══ EXCERPTED RECORDS
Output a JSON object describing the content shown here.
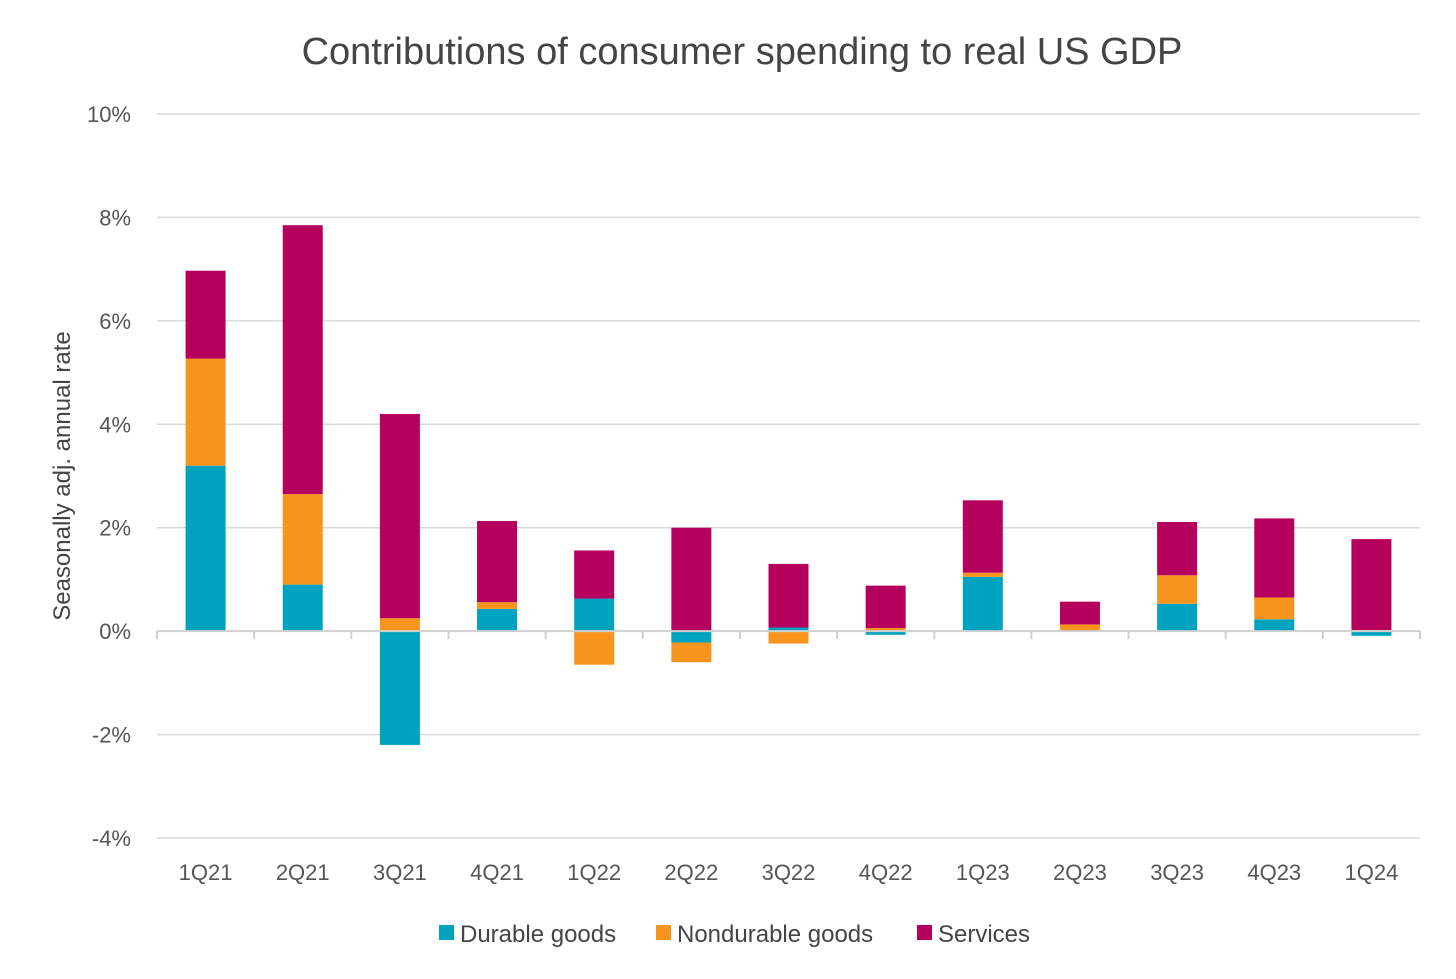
{
  "chart_data": {
    "type": "bar",
    "stacked": true,
    "title": "Contributions of consumer spending to real US GDP",
    "xlabel": "",
    "ylabel": "Seasonally adj. annual rate",
    "ylim": [
      -4,
      10
    ],
    "yticks": [
      10,
      8,
      6,
      4,
      2,
      0,
      -2,
      -4
    ],
    "ytick_labels": [
      "10%",
      "8%",
      "6%",
      "4%",
      "2%",
      "0%",
      "-2%",
      "-4%"
    ],
    "grid": true,
    "legend_position": "bottom",
    "categories": [
      "1Q21",
      "2Q21",
      "3Q21",
      "4Q21",
      "1Q22",
      "2Q22",
      "3Q22",
      "4Q22",
      "1Q23",
      "2Q23",
      "3Q23",
      "4Q23",
      "1Q24"
    ],
    "series": [
      {
        "name": "Durable goods",
        "color": "#00A3BF",
        "values": [
          3.2,
          0.9,
          -2.2,
          0.43,
          0.63,
          -0.22,
          0.07,
          -0.07,
          1.05,
          0.0,
          0.53,
          0.23,
          -0.09
        ]
      },
      {
        "name": "Nondurable goods",
        "color": "#F7941D",
        "values": [
          2.07,
          1.75,
          0.25,
          0.13,
          -0.65,
          -0.38,
          -0.24,
          0.06,
          0.08,
          0.13,
          0.55,
          0.42,
          0.02
        ]
      },
      {
        "name": "Services",
        "color": "#B5005E",
        "values": [
          1.7,
          5.2,
          3.95,
          1.57,
          0.93,
          2.0,
          1.23,
          0.82,
          1.4,
          0.44,
          1.03,
          1.53,
          1.76
        ]
      }
    ]
  }
}
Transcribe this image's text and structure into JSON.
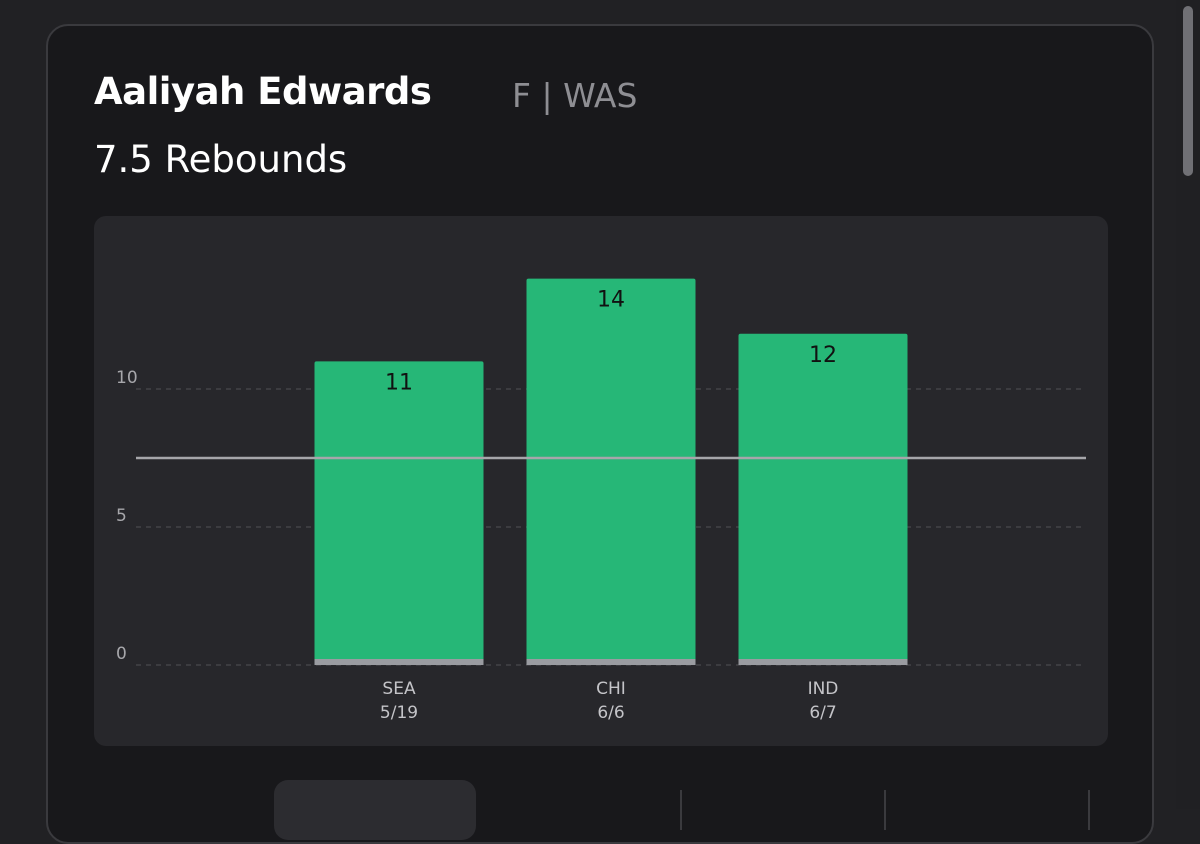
{
  "player": {
    "name": "Aaliyah Edwards",
    "position_team": "F | WAS"
  },
  "prop": {
    "label": "7.5 Rebounds"
  },
  "colors": {
    "bar": "#26b777",
    "bar_base": "#9a9ca1",
    "threshold_line": "#a6a6aa",
    "grid": "#4a4a4e"
  },
  "chart_data": {
    "type": "bar",
    "categories": [
      "SEA",
      "CHI",
      "IND"
    ],
    "category_dates": [
      "5/19",
      "6/6",
      "6/7"
    ],
    "values": [
      11,
      14,
      12
    ],
    "data_labels": [
      "11",
      "14",
      "12"
    ],
    "threshold": 7.5,
    "y_ticks": [
      0,
      5,
      10
    ],
    "ylim": [
      0,
      14.2
    ],
    "grid": true,
    "title": "",
    "xlabel": "",
    "ylabel": ""
  }
}
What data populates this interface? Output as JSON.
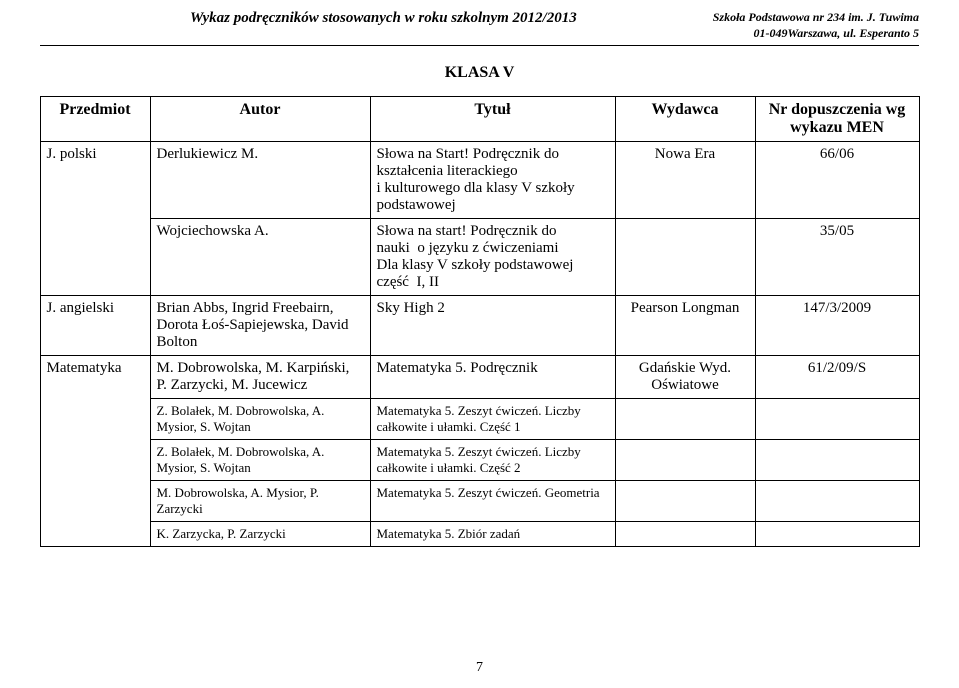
{
  "header": {
    "title": "Wykaz podręczników stosowanych w roku szkolnym 2012/2013",
    "school_line1": "Szkoła Podstawowa nr 234 im. J. Tuwima",
    "school_line2": "01-049Warszawa, ul. Esperanto 5"
  },
  "class_title": "KLASA V",
  "columns": {
    "c1": "Przedmiot",
    "c2": "Autor",
    "c3": "Tytuł",
    "c4": "Wydawca",
    "c5": "Nr dopuszczenia wg wykazu MEN"
  },
  "rows": {
    "r1": {
      "subject": "J. polski",
      "author": "Derlukiewicz M.",
      "title": "Słowa na Start! Podręcznik do kształcenia literackiego\ni kulturowego dla klasy V szkoły podstawowej",
      "publisher": "Nowa Era",
      "approval": "66/06"
    },
    "r2": {
      "author": "Wojciechowska A.",
      "title": "Słowa na start! Podręcznik do nauki  o języku z ćwiczeniami\nDla klasy V szkoły podstawowej część  I, II",
      "approval": "35/05"
    },
    "r3": {
      "subject": "J. angielski",
      "author": "Brian Abbs, Ingrid Freebairn, Dorota Łoś-Sapiejewska, David Bolton",
      "title": "Sky High 2",
      "publisher": "Pearson Longman",
      "approval": "147/3/2009"
    },
    "r4": {
      "subject": "Matematyka",
      "author": "M. Dobrowolska, M. Karpiński, P. Zarzycki, M. Jucewicz",
      "title": "Matematyka 5. Podręcznik",
      "publisher": "Gdańskie Wyd. Oświatowe",
      "approval": "61/2/09/S"
    },
    "r5": {
      "author": "Z. Bolałek, M. Dobrowolska, A. Mysior, S. Wojtan",
      "title": "Matematyka 5. Zeszyt ćwiczeń. Liczby całkowite i ułamki. Część 1"
    },
    "r6": {
      "author": "Z. Bolałek, M. Dobrowolska, A. Mysior, S. Wojtan",
      "title": "Matematyka 5. Zeszyt ćwiczeń. Liczby całkowite i ułamki. Część 2"
    },
    "r7": {
      "author": "M. Dobrowolska, A. Mysior, P. Zarzycki",
      "title": "Matematyka 5. Zeszyt ćwiczeń. Geometria"
    },
    "r8": {
      "author": "K. Zarzycka, P. Zarzycki",
      "title": "Matematyka 5. Zbiór zadań"
    }
  },
  "page_number": "7"
}
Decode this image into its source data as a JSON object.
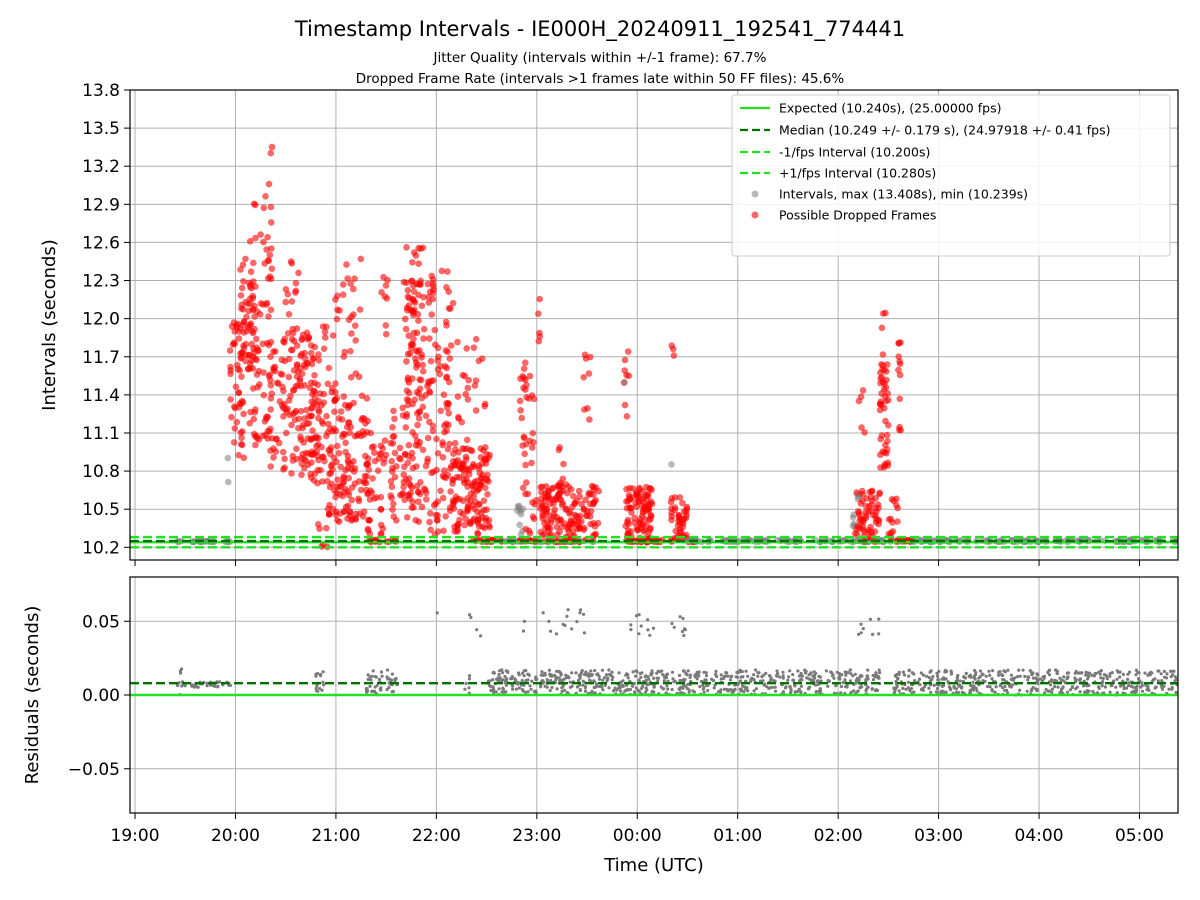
════
→ **WHAT IS BEING ASKED**
All the lines above are to be given again exactly as they read, with the pictures removed.

→ **EXERCISE RESPONSE**
Output a JSON object describing the content shown here.
{
  "chart_data": {
    "type": "bar",
    "stacked": true,
    "title": "Contributions of consumer spending to real US GDP",
    "xlabel": "",
    "ylabel": "Seasonally adj. annual rate",
    "ylim": [
      -4,
      10
    ],
    "yticks": [
      10,
      8,
      6,
      4,
      2,
      0,
      -2,
      -4
    ],
    "ytick_labels": [
      "10%",
      "8%",
      "6%",
      "4%",
      "2%",
      "0%",
      "-2%",
      "-4%"
    ],
    "grid": true,
    "legend_position": "bottom",
    "categories": [
      "1Q21",
      "2Q21",
      "3Q21",
      "4Q21",
      "1Q22",
      "2Q22",
      "3Q22",
      "4Q22",
      "1Q23",
      "2Q23",
      "3Q23",
      "4Q23",
      "1Q24"
    ],
    "series": [
      {
        "name": "Durable goods",
        "color": "#00A3BF",
        "values": [
          3.2,
          0.9,
          -2.2,
          0.43,
          0.63,
          -0.22,
          0.07,
          -0.07,
          1.05,
          0.0,
          0.53,
          0.23,
          -0.09
        ]
      },
      {
        "name": "Nondurable goods",
        "color": "#F7941D",
        "values": [
          2.07,
          1.75,
          0.25,
          0.13,
          -0.65,
          -0.38,
          -0.24,
          0.06,
          0.08,
          0.13,
          0.55,
          0.42,
          0.02
        ]
      },
      {
        "name": "Services",
        "color": "#B5005E",
        "values": [
          1.7,
          5.2,
          3.95,
          1.57,
          0.93,
          2.0,
          1.23,
          0.82,
          1.4,
          0.44,
          1.03,
          1.53,
          1.76
        ]
      }
    ]
  }
}
Transcribe this image's text and structure into JSON.
{
  "player": {
    "name": "Aaliyah Edwards",
    "position_team": "F | WAS"
  },
  "prop": {
    "label": "7.5 Rebounds"
  },
  "colors": {
    "bar": "#26b777",
    "bar_base": "#9a9ca1",
    "threshold_line": "#a6a6aa",
    "grid": "#4a4a4e"
  },
  "chart_data": {
    "type": "bar",
    "categories": [
      "SEA",
      "CHI",
      "IND"
    ],
    "category_dates": [
      "5/19",
      "6/6",
      "6/7"
    ],
    "values": [
      11,
      14,
      12
    ],
    "data_labels": [
      "11",
      "14",
      "12"
    ],
    "threshold": 7.5,
    "y_ticks": [
      0,
      5,
      10
    ],
    "ylim": [
      0,
      14.2
    ],
    "grid": true,
    "title": "",
    "xlabel": "",
    "ylabel": ""
  }
}
What data populates this interface? Output as JSON.
{
  "header": {
    "title": "Wykaz podręczników stosowanych w roku szkolnym 2012/2013",
    "school_line1": "Szkoła Podstawowa nr 234 im. J. Tuwima",
    "school_line2": "01-049Warszawa, ul. Esperanto 5"
  },
  "class_title": "KLASA V",
  "columns": {
    "c1": "Przedmiot",
    "c2": "Autor",
    "c3": "Tytuł",
    "c4": "Wydawca",
    "c5": "Nr dopuszczenia wg wykazu MEN"
  },
  "rows": {
    "r1": {
      "subject": "J. polski",
      "author": "Derlukiewicz M.",
      "title": "Słowa na Start! Podręcznik do kształcenia literackiego\ni kulturowego dla klasy V szkoły podstawowej",
      "publisher": "Nowa Era",
      "approval": "66/06"
    },
    "r2": {
      "author": "Wojciechowska A.",
      "title": "Słowa na start! Podręcznik do nauki  o języku z ćwiczeniami\nDla klasy V szkoły podstawowej część  I, II",
      "approval": "35/05"
    },
    "r3": {
      "subject": "J. angielski",
      "author": "Brian Abbs, Ingrid Freebairn, Dorota Łoś-Sapiejewska, David Bolton",
      "title": "Sky High 2",
      "publisher": "Pearson Longman",
      "approval": "147/3/2009"
    },
    "r4": {
      "subject": "Matematyka",
      "author": "M. Dobrowolska, M. Karpiński, P. Zarzycki, M. Jucewicz",
      "title": "Matematyka 5. Podręcznik",
      "publisher": "Gdańskie Wyd. Oświatowe",
      "approval": "61/2/09/S"
    },
    "r5": {
      "author": "Z. Bolałek, M. Dobrowolska, A. Mysior, S. Wojtan",
      "title": "Matematyka 5. Zeszyt ćwiczeń. Liczby całkowite i ułamki. Część 1"
    },
    "r6": {
      "author": "Z. Bolałek, M. Dobrowolska, A. Mysior, S. Wojtan",
      "title": "Matematyka 5. Zeszyt ćwiczeń. Liczby całkowite i ułamki. Część 2"
    },
    "r7": {
      "author": "M. Dobrowolska, A. Mysior, P. Zarzycki",
      "title": "Matematyka 5. Zeszyt ćwiczeń. Geometria"
    },
    "r8": {
      "author": "K. Zarzycka, P. Zarzycki",
      "title": "Matematyka 5. Zbiór zadań"
    }
  },
  "page_number": "7"
}
Decode this image into its source data as a JSON object.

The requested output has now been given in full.